** Excerpted records follows **

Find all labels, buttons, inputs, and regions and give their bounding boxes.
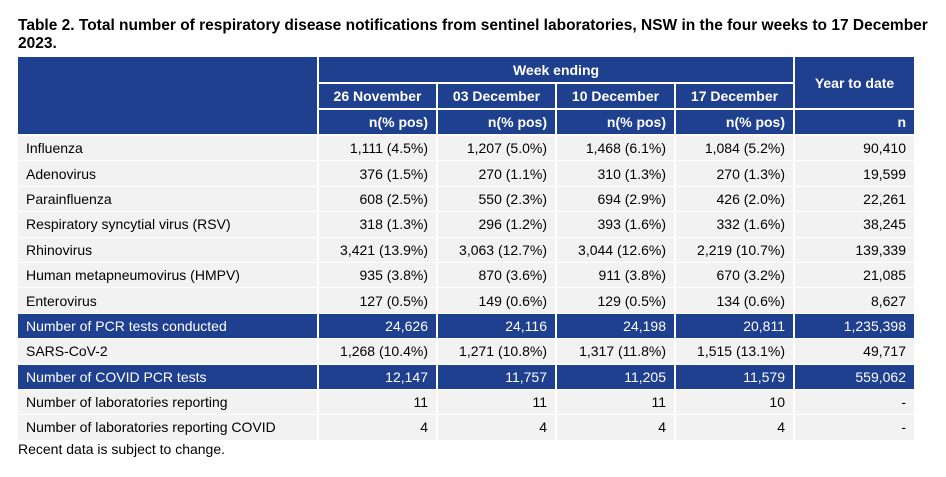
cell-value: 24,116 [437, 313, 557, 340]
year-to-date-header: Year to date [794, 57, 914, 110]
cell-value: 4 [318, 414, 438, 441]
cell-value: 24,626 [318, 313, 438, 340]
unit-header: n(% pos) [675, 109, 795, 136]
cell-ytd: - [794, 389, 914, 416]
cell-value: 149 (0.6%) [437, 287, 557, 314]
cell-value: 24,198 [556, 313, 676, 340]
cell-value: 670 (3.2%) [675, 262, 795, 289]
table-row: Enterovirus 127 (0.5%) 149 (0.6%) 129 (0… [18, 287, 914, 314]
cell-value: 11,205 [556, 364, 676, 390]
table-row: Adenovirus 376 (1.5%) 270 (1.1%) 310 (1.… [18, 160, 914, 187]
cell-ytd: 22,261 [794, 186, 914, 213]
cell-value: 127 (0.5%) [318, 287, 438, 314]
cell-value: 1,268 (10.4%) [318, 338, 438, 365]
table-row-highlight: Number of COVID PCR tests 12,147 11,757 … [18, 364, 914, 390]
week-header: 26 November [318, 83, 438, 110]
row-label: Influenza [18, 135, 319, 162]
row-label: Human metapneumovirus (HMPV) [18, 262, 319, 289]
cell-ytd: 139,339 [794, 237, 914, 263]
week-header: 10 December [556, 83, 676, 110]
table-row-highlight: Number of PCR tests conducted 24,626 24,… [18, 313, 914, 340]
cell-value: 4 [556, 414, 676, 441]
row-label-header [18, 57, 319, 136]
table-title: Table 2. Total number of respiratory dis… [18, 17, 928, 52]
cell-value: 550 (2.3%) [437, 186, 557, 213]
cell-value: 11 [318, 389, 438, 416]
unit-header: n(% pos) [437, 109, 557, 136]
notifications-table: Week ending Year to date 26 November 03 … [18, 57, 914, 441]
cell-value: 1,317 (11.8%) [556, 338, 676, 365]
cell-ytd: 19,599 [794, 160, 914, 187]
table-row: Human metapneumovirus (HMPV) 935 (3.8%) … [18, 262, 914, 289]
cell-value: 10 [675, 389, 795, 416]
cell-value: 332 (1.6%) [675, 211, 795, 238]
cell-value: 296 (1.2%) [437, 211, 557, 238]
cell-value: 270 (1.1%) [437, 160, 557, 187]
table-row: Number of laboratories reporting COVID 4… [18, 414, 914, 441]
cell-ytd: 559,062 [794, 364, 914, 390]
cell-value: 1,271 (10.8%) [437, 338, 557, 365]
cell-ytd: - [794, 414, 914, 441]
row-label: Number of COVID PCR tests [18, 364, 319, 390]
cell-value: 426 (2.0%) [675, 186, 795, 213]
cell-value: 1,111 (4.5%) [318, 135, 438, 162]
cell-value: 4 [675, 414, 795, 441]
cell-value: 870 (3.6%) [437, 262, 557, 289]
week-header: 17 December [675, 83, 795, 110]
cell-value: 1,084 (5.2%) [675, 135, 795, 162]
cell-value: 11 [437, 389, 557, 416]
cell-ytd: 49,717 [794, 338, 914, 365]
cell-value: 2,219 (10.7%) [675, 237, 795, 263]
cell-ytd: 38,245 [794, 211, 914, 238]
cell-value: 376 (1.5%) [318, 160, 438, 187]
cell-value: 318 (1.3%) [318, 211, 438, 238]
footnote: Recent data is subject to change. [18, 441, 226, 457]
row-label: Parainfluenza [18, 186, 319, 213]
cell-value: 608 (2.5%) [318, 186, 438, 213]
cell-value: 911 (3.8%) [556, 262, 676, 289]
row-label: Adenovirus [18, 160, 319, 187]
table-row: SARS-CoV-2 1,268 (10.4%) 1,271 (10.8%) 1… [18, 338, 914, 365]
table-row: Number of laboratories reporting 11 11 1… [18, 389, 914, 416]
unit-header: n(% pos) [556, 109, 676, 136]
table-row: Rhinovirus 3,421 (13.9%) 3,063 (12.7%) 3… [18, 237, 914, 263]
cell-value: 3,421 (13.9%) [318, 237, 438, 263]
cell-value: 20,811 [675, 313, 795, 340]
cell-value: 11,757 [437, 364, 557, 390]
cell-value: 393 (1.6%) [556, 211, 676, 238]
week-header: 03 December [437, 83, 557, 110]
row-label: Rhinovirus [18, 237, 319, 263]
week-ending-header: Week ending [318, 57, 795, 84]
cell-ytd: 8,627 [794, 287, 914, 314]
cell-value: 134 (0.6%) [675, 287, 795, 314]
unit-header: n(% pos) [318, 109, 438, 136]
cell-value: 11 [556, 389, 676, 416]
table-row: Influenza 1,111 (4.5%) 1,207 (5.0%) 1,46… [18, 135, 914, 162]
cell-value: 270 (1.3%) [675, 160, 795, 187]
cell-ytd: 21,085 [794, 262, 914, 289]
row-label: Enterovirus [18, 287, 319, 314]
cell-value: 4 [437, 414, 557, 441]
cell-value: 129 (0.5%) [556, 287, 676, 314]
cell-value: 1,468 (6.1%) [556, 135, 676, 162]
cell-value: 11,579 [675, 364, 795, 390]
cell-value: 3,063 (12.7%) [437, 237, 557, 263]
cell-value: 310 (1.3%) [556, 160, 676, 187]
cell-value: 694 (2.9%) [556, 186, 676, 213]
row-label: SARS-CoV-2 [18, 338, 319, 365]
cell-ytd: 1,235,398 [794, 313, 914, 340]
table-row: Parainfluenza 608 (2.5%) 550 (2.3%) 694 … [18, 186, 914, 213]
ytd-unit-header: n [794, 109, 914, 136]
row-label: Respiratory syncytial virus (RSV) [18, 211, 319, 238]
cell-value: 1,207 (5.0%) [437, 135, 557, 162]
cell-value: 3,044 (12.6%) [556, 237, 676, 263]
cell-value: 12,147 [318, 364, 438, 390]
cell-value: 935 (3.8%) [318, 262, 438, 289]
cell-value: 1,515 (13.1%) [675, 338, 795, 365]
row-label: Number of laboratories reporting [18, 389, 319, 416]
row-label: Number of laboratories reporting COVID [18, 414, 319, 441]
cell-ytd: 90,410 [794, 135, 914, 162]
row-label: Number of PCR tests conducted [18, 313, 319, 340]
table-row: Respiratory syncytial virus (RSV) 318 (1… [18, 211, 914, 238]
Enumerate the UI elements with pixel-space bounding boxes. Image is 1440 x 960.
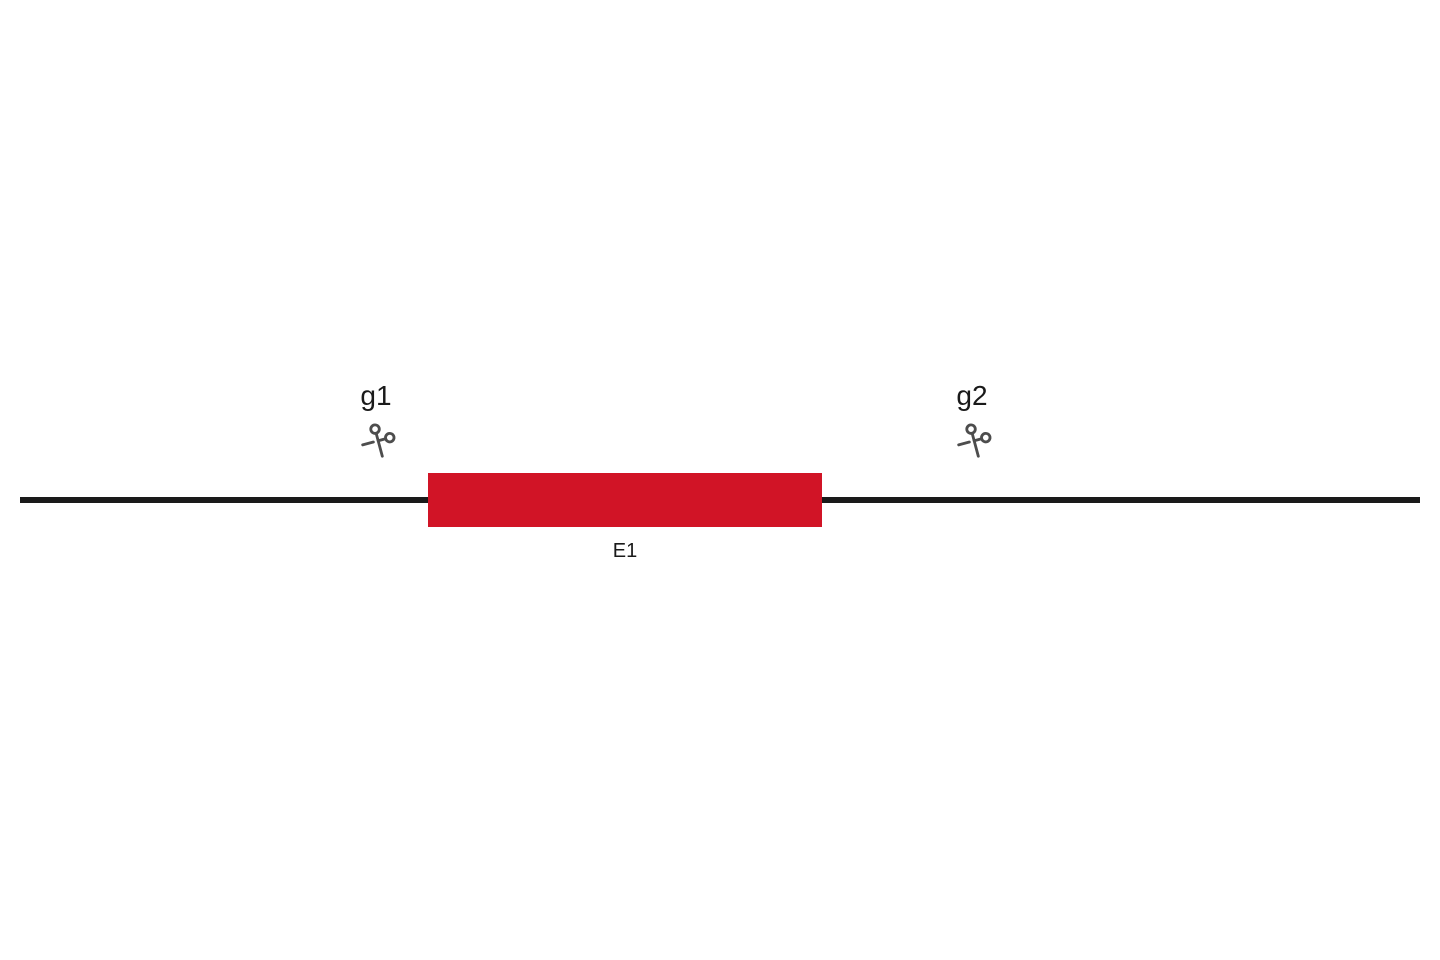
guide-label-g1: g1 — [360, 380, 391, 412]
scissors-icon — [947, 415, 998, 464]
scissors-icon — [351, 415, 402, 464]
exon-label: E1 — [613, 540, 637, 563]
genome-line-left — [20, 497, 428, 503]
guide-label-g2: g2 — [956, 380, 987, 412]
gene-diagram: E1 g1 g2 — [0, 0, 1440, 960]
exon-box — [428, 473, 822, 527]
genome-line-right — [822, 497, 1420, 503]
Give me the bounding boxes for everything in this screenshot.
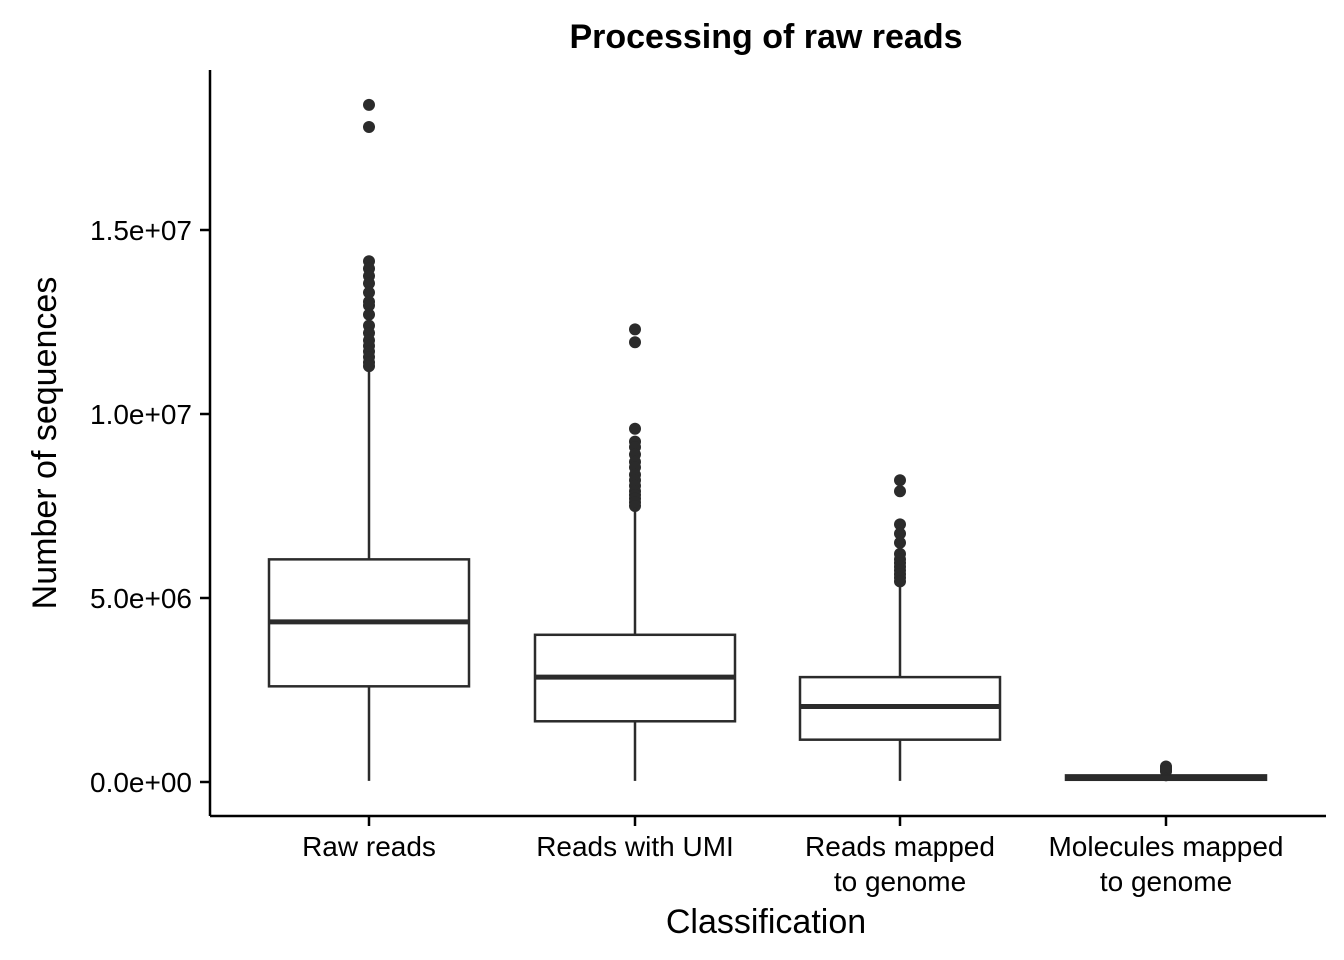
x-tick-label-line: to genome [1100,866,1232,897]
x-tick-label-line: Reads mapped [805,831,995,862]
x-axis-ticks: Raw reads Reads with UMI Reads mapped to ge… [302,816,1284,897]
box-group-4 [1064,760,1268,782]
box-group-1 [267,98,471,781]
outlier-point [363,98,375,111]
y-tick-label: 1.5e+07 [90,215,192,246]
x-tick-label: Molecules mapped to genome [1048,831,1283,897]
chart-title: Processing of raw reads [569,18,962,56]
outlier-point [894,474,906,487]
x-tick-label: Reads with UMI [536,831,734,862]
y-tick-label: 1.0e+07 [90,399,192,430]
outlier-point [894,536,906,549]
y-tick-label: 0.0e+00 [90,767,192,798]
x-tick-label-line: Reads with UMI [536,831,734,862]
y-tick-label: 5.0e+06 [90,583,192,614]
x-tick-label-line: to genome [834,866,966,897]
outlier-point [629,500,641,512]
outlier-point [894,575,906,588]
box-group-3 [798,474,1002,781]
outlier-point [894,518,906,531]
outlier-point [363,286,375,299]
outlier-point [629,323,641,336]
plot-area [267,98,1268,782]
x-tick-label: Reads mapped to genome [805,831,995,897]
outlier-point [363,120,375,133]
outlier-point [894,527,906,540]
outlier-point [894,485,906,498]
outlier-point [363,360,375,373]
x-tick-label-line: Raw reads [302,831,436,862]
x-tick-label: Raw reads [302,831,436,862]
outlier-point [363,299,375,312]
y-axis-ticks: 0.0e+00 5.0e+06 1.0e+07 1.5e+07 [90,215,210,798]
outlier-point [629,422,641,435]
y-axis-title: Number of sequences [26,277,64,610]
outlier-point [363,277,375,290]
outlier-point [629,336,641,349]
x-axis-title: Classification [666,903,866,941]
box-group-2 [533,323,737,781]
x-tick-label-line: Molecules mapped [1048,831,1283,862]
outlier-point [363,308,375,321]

** End of Excerpted records **

Problem requirements: Every line from the one that holds "Give me the" to the last line of the records above goes into the answer, exactly as written; nothing else does, and no picture does either.

Worked solution:
Give me the bounding boxes for everything in this screenshot.
x-tick-label-line: to genome [1100,866,1232,897]
x-tick-label-line: Reads mapped [805,831,995,862]
x-axis-ticks: Raw reads Reads with UMI Reads mapped to ge… [302,816,1284,897]
box-group-4 [1064,760,1268,782]
box-group-1 [267,98,471,781]
outlier-point [363,98,375,111]
y-tick-label: 1.5e+07 [90,215,192,246]
x-tick-label: Molecules mapped to genome [1048,831,1283,897]
chart-title: Processing of raw reads [569,18,962,56]
outlier-point [894,474,906,487]
x-tick-label: Reads with UMI [536,831,734,862]
y-tick-label: 1.0e+07 [90,399,192,430]
outlier-point [894,536,906,549]
y-tick-label: 0.0e+00 [90,767,192,798]
x-tick-label-line: Reads with UMI [536,831,734,862]
y-tick-label: 5.0e+06 [90,583,192,614]
x-tick-label-line: to genome [834,866,966,897]
outlier-point [629,500,641,512]
outlier-point [894,575,906,588]
box-group-3 [798,474,1002,781]
outlier-point [894,518,906,531]
outlier-point [363,286,375,299]
outlier-point [629,323,641,336]
plot-area [267,98,1268,782]
x-tick-label: Reads mapped to genome [805,831,995,897]
outlier-point [363,120,375,133]
outlier-point [894,527,906,540]
outlier-point [894,485,906,498]
outlier-point [363,360,375,373]
x-tick-label-line: Raw reads [302,831,436,862]
x-tick-label: Raw reads [302,831,436,862]
outlier-point [363,299,375,312]
y-axis-ticks: 0.0e+00 5.0e+06 1.0e+07 1.5e+07 [90,215,210,798]
outlier-point [629,422,641,435]
y-axis-title: Number of sequences [26,277,64,610]
outlier-point [363,277,375,290]
outlier-point [629,336,641,349]
x-axis-title: Classification [666,903,866,941]
box-group-2 [533,323,737,781]
x-tick-label-line: Molecules mapped [1048,831,1283,862]
outlier-point [363,308,375,321]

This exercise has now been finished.